YOUR INSTRUCTIONS -> Look through the records below and collect all lines that hold the string "Public".

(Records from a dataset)
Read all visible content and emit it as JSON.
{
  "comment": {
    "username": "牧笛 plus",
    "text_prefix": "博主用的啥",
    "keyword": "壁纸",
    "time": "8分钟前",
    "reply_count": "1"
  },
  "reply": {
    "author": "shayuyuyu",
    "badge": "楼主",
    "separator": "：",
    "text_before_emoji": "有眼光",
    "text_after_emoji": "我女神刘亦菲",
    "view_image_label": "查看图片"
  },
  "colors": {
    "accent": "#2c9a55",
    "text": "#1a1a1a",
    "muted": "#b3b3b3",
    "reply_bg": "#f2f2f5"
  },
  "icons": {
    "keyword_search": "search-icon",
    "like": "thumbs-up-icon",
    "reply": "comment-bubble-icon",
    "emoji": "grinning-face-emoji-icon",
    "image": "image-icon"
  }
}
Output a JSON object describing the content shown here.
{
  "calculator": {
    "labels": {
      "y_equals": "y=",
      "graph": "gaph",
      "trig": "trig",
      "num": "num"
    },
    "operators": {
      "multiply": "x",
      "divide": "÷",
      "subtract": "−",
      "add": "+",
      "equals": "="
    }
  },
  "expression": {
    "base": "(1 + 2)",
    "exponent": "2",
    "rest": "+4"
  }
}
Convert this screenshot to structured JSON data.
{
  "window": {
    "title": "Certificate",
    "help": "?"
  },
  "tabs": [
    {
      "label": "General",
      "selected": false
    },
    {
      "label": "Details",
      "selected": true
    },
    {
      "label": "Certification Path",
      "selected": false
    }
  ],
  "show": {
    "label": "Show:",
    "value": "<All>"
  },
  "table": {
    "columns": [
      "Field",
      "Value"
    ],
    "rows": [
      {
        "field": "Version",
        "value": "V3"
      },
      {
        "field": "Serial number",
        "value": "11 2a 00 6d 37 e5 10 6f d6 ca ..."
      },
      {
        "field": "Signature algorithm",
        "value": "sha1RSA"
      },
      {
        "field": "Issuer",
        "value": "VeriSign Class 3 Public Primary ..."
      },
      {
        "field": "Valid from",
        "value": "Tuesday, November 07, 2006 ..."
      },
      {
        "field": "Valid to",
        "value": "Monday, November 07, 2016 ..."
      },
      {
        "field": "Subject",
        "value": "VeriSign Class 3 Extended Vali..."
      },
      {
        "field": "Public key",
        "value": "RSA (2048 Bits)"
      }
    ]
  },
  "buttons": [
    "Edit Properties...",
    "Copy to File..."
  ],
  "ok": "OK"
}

FULL ANSWER ->
        "value": "VeriSign Class 3 Public Primary ..."
        "field": "Public key",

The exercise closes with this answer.